■ Task description
Write every record out again exactly, and keep images out of it.

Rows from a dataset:
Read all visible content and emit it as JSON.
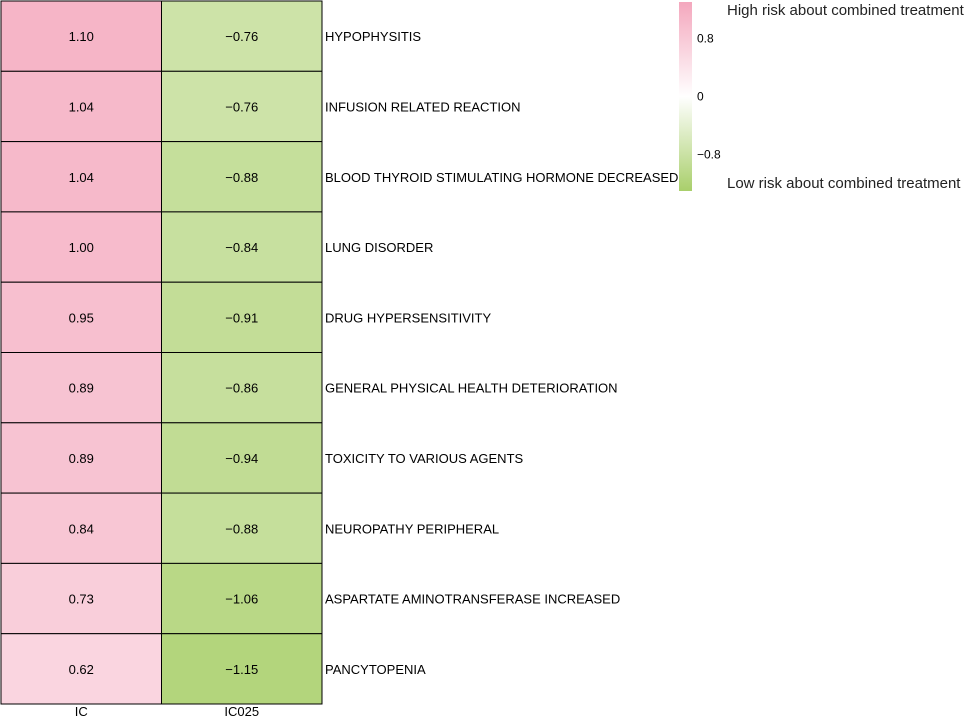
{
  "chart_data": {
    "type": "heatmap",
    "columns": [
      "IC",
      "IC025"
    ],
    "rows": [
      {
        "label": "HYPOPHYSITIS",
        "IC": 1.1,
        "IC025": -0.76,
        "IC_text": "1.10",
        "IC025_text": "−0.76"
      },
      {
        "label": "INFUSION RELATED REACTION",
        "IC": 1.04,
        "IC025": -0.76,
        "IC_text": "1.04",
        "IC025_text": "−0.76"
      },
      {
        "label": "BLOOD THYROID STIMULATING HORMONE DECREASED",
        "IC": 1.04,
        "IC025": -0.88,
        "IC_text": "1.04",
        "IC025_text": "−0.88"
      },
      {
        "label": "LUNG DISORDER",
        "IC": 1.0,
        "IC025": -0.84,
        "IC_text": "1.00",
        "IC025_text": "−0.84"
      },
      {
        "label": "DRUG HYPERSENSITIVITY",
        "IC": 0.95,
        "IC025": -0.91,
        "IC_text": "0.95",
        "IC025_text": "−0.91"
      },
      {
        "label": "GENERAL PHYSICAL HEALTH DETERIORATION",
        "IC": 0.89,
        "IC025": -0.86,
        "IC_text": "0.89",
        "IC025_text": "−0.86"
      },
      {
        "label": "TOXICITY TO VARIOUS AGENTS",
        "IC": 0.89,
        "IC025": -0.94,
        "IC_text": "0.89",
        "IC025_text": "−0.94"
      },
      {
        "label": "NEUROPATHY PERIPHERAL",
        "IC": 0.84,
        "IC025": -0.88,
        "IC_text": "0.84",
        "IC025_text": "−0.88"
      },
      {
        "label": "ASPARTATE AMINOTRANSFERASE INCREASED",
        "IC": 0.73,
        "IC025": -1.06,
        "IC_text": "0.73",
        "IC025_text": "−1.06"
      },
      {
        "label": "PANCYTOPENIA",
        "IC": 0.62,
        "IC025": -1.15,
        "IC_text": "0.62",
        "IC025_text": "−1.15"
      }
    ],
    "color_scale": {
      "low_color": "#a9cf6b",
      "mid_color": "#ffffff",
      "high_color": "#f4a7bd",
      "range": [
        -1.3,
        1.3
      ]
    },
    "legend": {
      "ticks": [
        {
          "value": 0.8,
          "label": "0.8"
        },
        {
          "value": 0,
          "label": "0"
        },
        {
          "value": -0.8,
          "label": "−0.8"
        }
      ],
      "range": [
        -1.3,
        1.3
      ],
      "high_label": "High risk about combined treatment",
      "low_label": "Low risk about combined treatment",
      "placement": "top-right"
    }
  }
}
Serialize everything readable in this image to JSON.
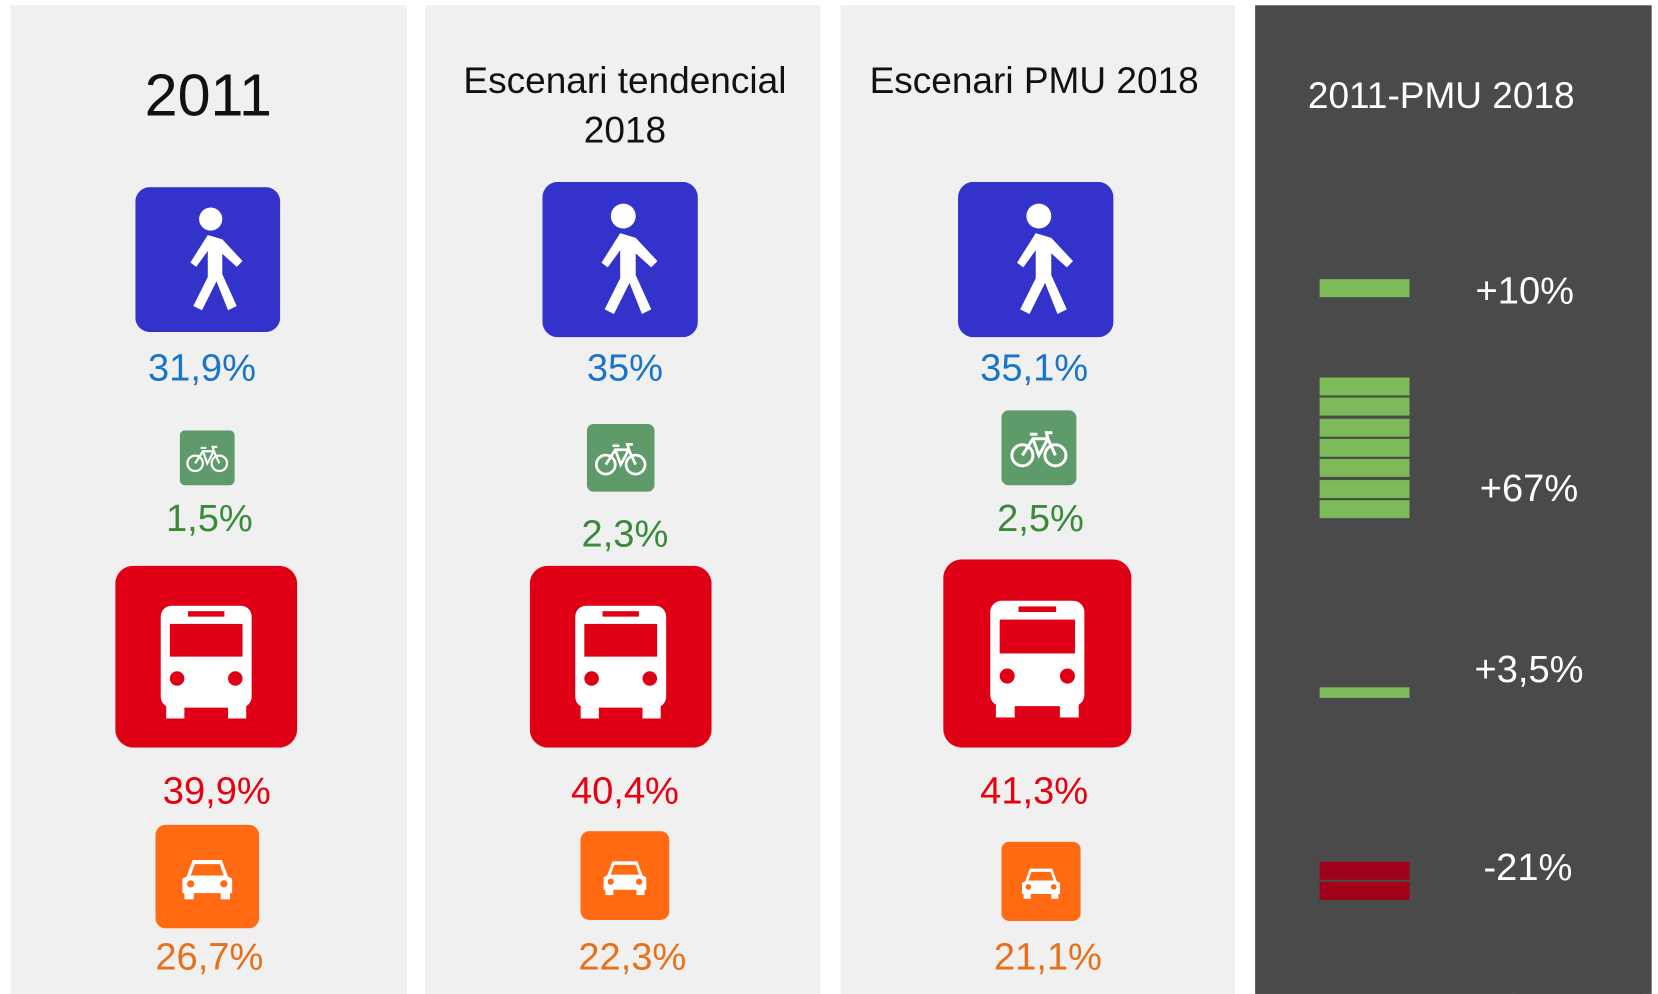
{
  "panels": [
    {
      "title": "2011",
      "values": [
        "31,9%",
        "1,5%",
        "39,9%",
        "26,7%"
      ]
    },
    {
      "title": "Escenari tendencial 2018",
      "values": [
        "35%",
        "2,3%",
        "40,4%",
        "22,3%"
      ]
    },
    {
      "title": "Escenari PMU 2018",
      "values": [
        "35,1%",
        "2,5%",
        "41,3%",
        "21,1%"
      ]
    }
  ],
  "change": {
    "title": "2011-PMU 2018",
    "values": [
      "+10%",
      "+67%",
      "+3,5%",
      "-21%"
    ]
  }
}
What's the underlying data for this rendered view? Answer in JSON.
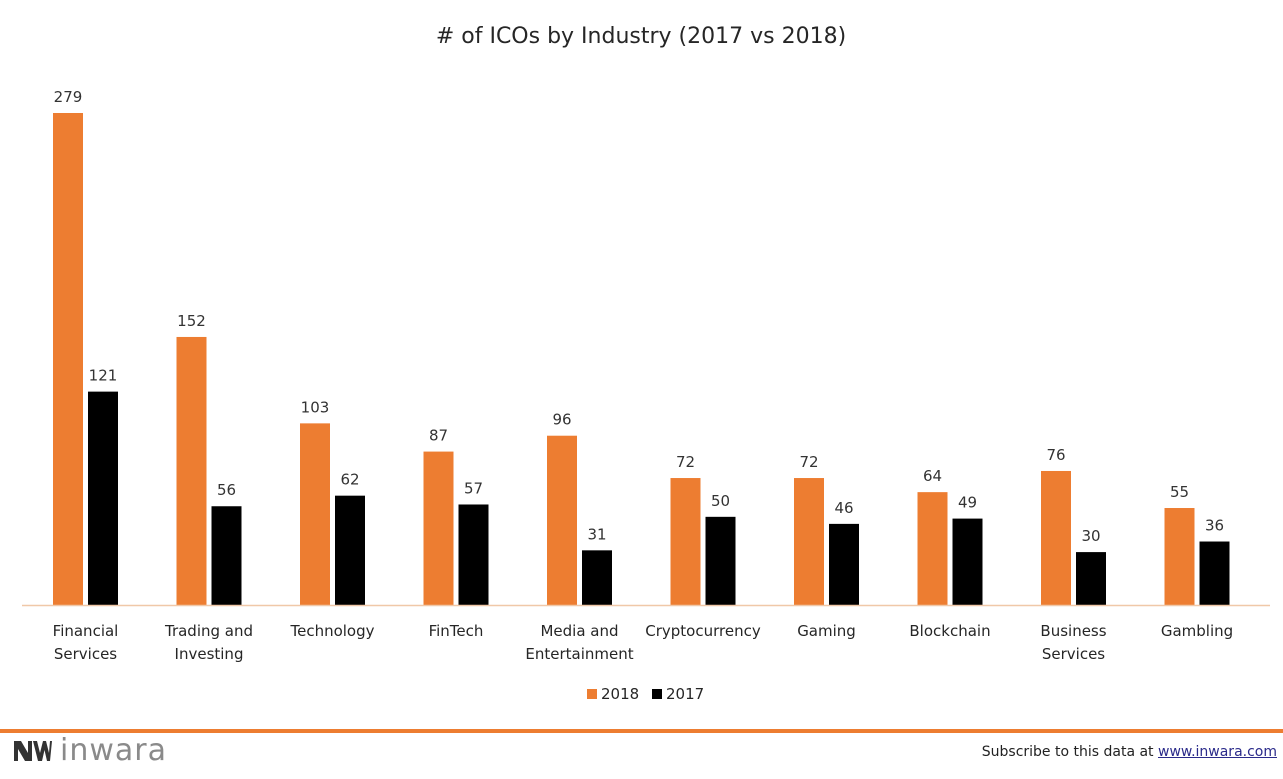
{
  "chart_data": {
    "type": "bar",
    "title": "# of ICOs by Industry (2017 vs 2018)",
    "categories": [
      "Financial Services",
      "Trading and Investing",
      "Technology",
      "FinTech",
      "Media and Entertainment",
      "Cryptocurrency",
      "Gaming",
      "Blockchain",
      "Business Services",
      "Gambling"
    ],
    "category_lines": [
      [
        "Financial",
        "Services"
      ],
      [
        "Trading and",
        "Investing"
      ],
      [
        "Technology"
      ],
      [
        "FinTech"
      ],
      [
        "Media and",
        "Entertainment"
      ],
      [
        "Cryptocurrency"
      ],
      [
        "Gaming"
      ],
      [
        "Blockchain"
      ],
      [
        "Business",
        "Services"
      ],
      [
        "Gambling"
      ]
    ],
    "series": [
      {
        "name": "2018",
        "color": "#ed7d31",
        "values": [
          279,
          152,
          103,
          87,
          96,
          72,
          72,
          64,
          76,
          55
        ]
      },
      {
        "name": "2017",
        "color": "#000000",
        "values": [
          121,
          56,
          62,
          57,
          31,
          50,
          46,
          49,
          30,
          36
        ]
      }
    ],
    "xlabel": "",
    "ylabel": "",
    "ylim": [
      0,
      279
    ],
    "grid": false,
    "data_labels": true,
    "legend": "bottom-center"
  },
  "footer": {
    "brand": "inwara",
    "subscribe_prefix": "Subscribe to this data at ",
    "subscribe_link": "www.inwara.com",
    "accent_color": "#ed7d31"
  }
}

■ Completed task
Read all visible content and emit it as JSON.
{
  "chart_data": {
    "type": "heatmap",
    "columns": [
      "IC",
      "IC025"
    ],
    "rows": [
      {
        "label": "HYPOPHYSITIS",
        "IC": 1.1,
        "IC025": -0.76,
        "IC_text": "1.10",
        "IC025_text": "−0.76"
      },
      {
        "label": "INFUSION RELATED REACTION",
        "IC": 1.04,
        "IC025": -0.76,
        "IC_text": "1.04",
        "IC025_text": "−0.76"
      },
      {
        "label": "BLOOD THYROID STIMULATING HORMONE DECREASED",
        "IC": 1.04,
        "IC025": -0.88,
        "IC_text": "1.04",
        "IC025_text": "−0.88"
      },
      {
        "label": "LUNG DISORDER",
        "IC": 1.0,
        "IC025": -0.84,
        "IC_text": "1.00",
        "IC025_text": "−0.84"
      },
      {
        "label": "DRUG HYPERSENSITIVITY",
        "IC": 0.95,
        "IC025": -0.91,
        "IC_text": "0.95",
        "IC025_text": "−0.91"
      },
      {
        "label": "GENERAL PHYSICAL HEALTH DETERIORATION",
        "IC": 0.89,
        "IC025": -0.86,
        "IC_text": "0.89",
        "IC025_text": "−0.86"
      },
      {
        "label": "TOXICITY TO VARIOUS AGENTS",
        "IC": 0.89,
        "IC025": -0.94,
        "IC_text": "0.89",
        "IC025_text": "−0.94"
      },
      {
        "label": "NEUROPATHY PERIPHERAL",
        "IC": 0.84,
        "IC025": -0.88,
        "IC_text": "0.84",
        "IC025_text": "−0.88"
      },
      {
        "label": "ASPARTATE AMINOTRANSFERASE INCREASED",
        "IC": 0.73,
        "IC025": -1.06,
        "IC_text": "0.73",
        "IC025_text": "−1.06"
      },
      {
        "label": "PANCYTOPENIA",
        "IC": 0.62,
        "IC025": -1.15,
        "IC_text": "0.62",
        "IC025_text": "−1.15"
      }
    ],
    "color_scale": {
      "low_color": "#a9cf6b",
      "mid_color": "#ffffff",
      "high_color": "#f4a7bd",
      "range": [
        -1.3,
        1.3
      ]
    },
    "legend": {
      "ticks": [
        {
          "value": 0.8,
          "label": "0.8"
        },
        {
          "value": 0,
          "label": "0"
        },
        {
          "value": -0.8,
          "label": "−0.8"
        }
      ],
      "range": [
        -1.3,
        1.3
      ],
      "high_label": "High risk about combined treatment",
      "low_label": "Low risk about combined treatment",
      "placement": "top-right"
    }
  }
}
Serialize everything readable in this image to JSON.
{
  "panels": [
    {
      "title": "2011",
      "values": [
        "31,9%",
        "1,5%",
        "39,9%",
        "26,7%"
      ]
    },
    {
      "title": "Escenari tendencial 2018",
      "values": [
        "35%",
        "2,3%",
        "40,4%",
        "22,3%"
      ]
    },
    {
      "title": "Escenari PMU 2018",
      "values": [
        "35,1%",
        "2,5%",
        "41,3%",
        "21,1%"
      ]
    }
  ],
  "change": {
    "title": "2011-PMU 2018",
    "values": [
      "+10%",
      "+67%",
      "+3,5%",
      "-21%"
    ]
  }
}
What's the underlying data for this rendered view? Answer in JSON.
{
  "chart_data": {
    "type": "bar",
    "title": "# of ICOs by Industry (2017 vs 2018)",
    "categories": [
      "Financial Services",
      "Trading and Investing",
      "Technology",
      "FinTech",
      "Media and Entertainment",
      "Cryptocurrency",
      "Gaming",
      "Blockchain",
      "Business Services",
      "Gambling"
    ],
    "category_lines": [
      [
        "Financial",
        "Services"
      ],
      [
        "Trading and",
        "Investing"
      ],
      [
        "Technology"
      ],
      [
        "FinTech"
      ],
      [
        "Media and",
        "Entertainment"
      ],
      [
        "Cryptocurrency"
      ],
      [
        "Gaming"
      ],
      [
        "Blockchain"
      ],
      [
        "Business",
        "Services"
      ],
      [
        "Gambling"
      ]
    ],
    "series": [
      {
        "name": "2018",
        "color": "#ed7d31",
        "values": [
          279,
          152,
          103,
          87,
          96,
          72,
          72,
          64,
          76,
          55
        ]
      },
      {
        "name": "2017",
        "color": "#000000",
        "values": [
          121,
          56,
          62,
          57,
          31,
          50,
          46,
          49,
          30,
          36
        ]
      }
    ],
    "xlabel": "",
    "ylabel": "",
    "ylim": [
      0,
      279
    ],
    "grid": false,
    "data_labels": true,
    "legend": "bottom-center"
  },
  "footer": {
    "brand": "inwara",
    "subscribe_prefix": "Subscribe to this data at ",
    "subscribe_link": "www.inwara.com",
    "accent_color": "#ed7d31"
  }
}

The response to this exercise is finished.